**What to work on**.
Please transcribe the data that follows without the pictures, keeping every word the same.

(Items from a figure collection)
↓↓↓

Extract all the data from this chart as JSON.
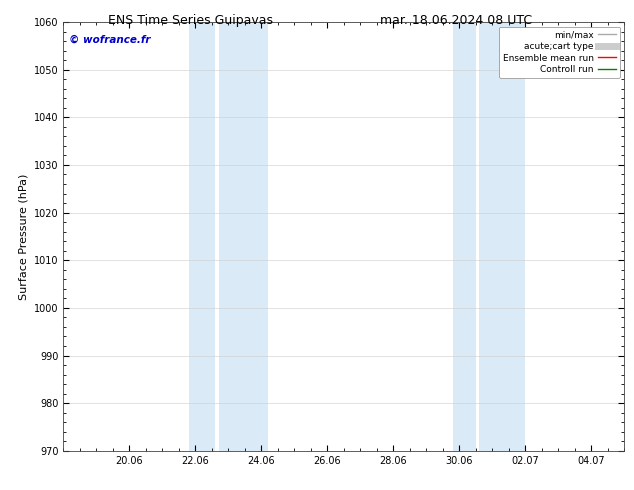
{
  "title_left": "ENS Time Series Guipavas",
  "title_right": "mar. 18.06.2024 08 UTC",
  "ylabel": "Surface Pressure (hPa)",
  "ylim": [
    970,
    1060
  ],
  "yticks": [
    970,
    980,
    990,
    1000,
    1010,
    1020,
    1030,
    1040,
    1050,
    1060
  ],
  "xlim": [
    0,
    17
  ],
  "xtick_positions": [
    2,
    4,
    6,
    8,
    10,
    12,
    14,
    16
  ],
  "xtick_labels": [
    "20.06",
    "22.06",
    "24.06",
    "26.06",
    "28.06",
    "30.06",
    "02.07",
    "04.07"
  ],
  "shaded_regions": [
    {
      "start": 3.8,
      "end": 4.6,
      "color": "#dbeaf7"
    },
    {
      "start": 4.7,
      "end": 6.2,
      "color": "#dbeaf7"
    },
    {
      "start": 11.8,
      "end": 12.5,
      "color": "#dbeaf7"
    },
    {
      "start": 12.6,
      "end": 14.0,
      "color": "#dbeaf7"
    }
  ],
  "watermark_text": "© wofrance.fr",
  "watermark_color": "#0000cc",
  "background_color": "#ffffff",
  "plot_bg_color": "#ffffff",
  "legend_entries": [
    {
      "label": "min/max",
      "color": "#aaaaaa",
      "lw": 1.0
    },
    {
      "label": "acute;cart type",
      "color": "#cccccc",
      "lw": 5
    },
    {
      "label": "Ensemble mean run",
      "color": "#ff0000",
      "lw": 1.0
    },
    {
      "label": "Controll run",
      "color": "#008000",
      "lw": 1.0
    }
  ],
  "grid_color": "#cccccc",
  "tick_fontsize": 7,
  "label_fontsize": 8,
  "title_fontsize": 9
}
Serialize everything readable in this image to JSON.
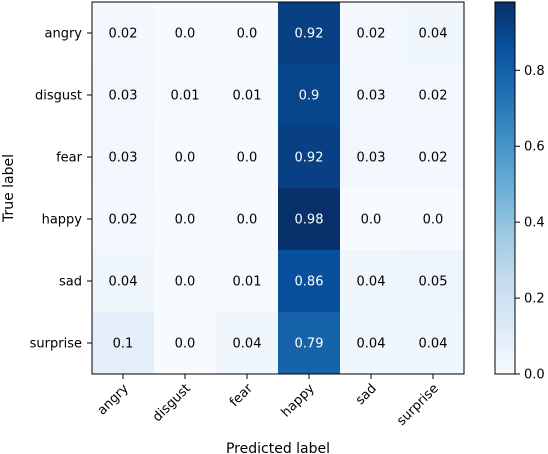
{
  "chart_data": {
    "type": "heatmap",
    "title": "",
    "xlabel": "Predicted label",
    "ylabel": "True label",
    "x_categories": [
      "angry",
      "disgust",
      "fear",
      "happy",
      "sad",
      "surprise"
    ],
    "y_categories": [
      "angry",
      "disgust",
      "fear",
      "happy",
      "sad",
      "surprise"
    ],
    "values": [
      [
        0.02,
        0.0,
        0.0,
        0.92,
        0.02,
        0.04
      ],
      [
        0.03,
        0.01,
        0.01,
        0.9,
        0.03,
        0.02
      ],
      [
        0.03,
        0.0,
        0.0,
        0.92,
        0.03,
        0.02
      ],
      [
        0.02,
        0.0,
        0.0,
        0.98,
        0.0,
        0.0
      ],
      [
        0.04,
        0.0,
        0.01,
        0.86,
        0.04,
        0.05
      ],
      [
        0.1,
        0.0,
        0.04,
        0.79,
        0.04,
        0.04
      ]
    ],
    "value_labels": [
      [
        "0.02",
        "0.0",
        "0.0",
        "0.92",
        "0.02",
        "0.04"
      ],
      [
        "0.03",
        "0.01",
        "0.01",
        "0.9",
        "0.03",
        "0.02"
      ],
      [
        "0.03",
        "0.0",
        "0.0",
        "0.92",
        "0.03",
        "0.02"
      ],
      [
        "0.02",
        "0.0",
        "0.0",
        "0.98",
        "0.0",
        "0.0"
      ],
      [
        "0.04",
        "0.0",
        "0.01",
        "0.86",
        "0.04",
        "0.05"
      ],
      [
        "0.1",
        "0.0",
        "0.04",
        "0.79",
        "0.04",
        "0.04"
      ]
    ],
    "colormap": "Blues",
    "colorbar": {
      "range": [
        0.0,
        0.98
      ],
      "ticks": [
        0.0,
        0.2,
        0.4,
        0.6,
        0.8
      ],
      "tick_labels": [
        "0.0",
        "0.2",
        "0.4",
        "0.6",
        "0.8"
      ]
    },
    "grid": false
  }
}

↑↑↑

**Expected output**.
Extract all the data from this chart as JSON.
{
  "title_left": "ENS Time Series Guipavas",
  "title_right": "mar. 18.06.2024 08 UTC",
  "ylabel": "Surface Pressure (hPa)",
  "ylim": [
    970,
    1060
  ],
  "yticks": [
    970,
    980,
    990,
    1000,
    1010,
    1020,
    1030,
    1040,
    1050,
    1060
  ],
  "xlim": [
    0,
    17
  ],
  "xtick_positions": [
    2,
    4,
    6,
    8,
    10,
    12,
    14,
    16
  ],
  "xtick_labels": [
    "20.06",
    "22.06",
    "24.06",
    "26.06",
    "28.06",
    "30.06",
    "02.07",
    "04.07"
  ],
  "shaded_regions": [
    {
      "start": 3.8,
      "end": 4.6,
      "color": "#dbeaf7"
    },
    {
      "start": 4.7,
      "end": 6.2,
      "color": "#dbeaf7"
    },
    {
      "start": 11.8,
      "end": 12.5,
      "color": "#dbeaf7"
    },
    {
      "start": 12.6,
      "end": 14.0,
      "color": "#dbeaf7"
    }
  ],
  "watermark_text": "© wofrance.fr",
  "watermark_color": "#0000cc",
  "background_color": "#ffffff",
  "plot_bg_color": "#ffffff",
  "legend_entries": [
    {
      "label": "min/max",
      "color": "#aaaaaa",
      "lw": 1.0
    },
    {
      "label": "acute;cart type",
      "color": "#cccccc",
      "lw": 5
    },
    {
      "label": "Ensemble mean run",
      "color": "#ff0000",
      "lw": 1.0
    },
    {
      "label": "Controll run",
      "color": "#008000",
      "lw": 1.0
    }
  ],
  "grid_color": "#cccccc",
  "tick_fontsize": 7,
  "label_fontsize": 8,
  "title_fontsize": 9
}
Serialize everything readable in this image to JSON.
{
  "chart_data": {
    "type": "heatmap",
    "title": "",
    "xlabel": "Predicted label",
    "ylabel": "True label",
    "x_categories": [
      "angry",
      "disgust",
      "fear",
      "happy",
      "sad",
      "surprise"
    ],
    "y_categories": [
      "angry",
      "disgust",
      "fear",
      "happy",
      "sad",
      "surprise"
    ],
    "values": [
      [
        0.02,
        0.0,
        0.0,
        0.92,
        0.02,
        0.04
      ],
      [
        0.03,
        0.01,
        0.01,
        0.9,
        0.03,
        0.02
      ],
      [
        0.03,
        0.0,
        0.0,
        0.92,
        0.03,
        0.02
      ],
      [
        0.02,
        0.0,
        0.0,
        0.98,
        0.0,
        0.0
      ],
      [
        0.04,
        0.0,
        0.01,
        0.86,
        0.04,
        0.05
      ],
      [
        0.1,
        0.0,
        0.04,
        0.79,
        0.04,
        0.04
      ]
    ],
    "value_labels": [
      [
        "0.02",
        "0.0",
        "0.0",
        "0.92",
        "0.02",
        "0.04"
      ],
      [
        "0.03",
        "0.01",
        "0.01",
        "0.9",
        "0.03",
        "0.02"
      ],
      [
        "0.03",
        "0.0",
        "0.0",
        "0.92",
        "0.03",
        "0.02"
      ],
      [
        "0.02",
        "0.0",
        "0.0",
        "0.98",
        "0.0",
        "0.0"
      ],
      [
        "0.04",
        "0.0",
        "0.01",
        "0.86",
        "0.04",
        "0.05"
      ],
      [
        "0.1",
        "0.0",
        "0.04",
        "0.79",
        "0.04",
        "0.04"
      ]
    ],
    "colormap": "Blues",
    "colorbar": {
      "range": [
        0.0,
        0.98
      ],
      "ticks": [
        0.0,
        0.2,
        0.4,
        0.6,
        0.8
      ],
      "tick_labels": [
        "0.0",
        "0.2",
        "0.4",
        "0.6",
        "0.8"
      ]
    },
    "grid": false
  }
}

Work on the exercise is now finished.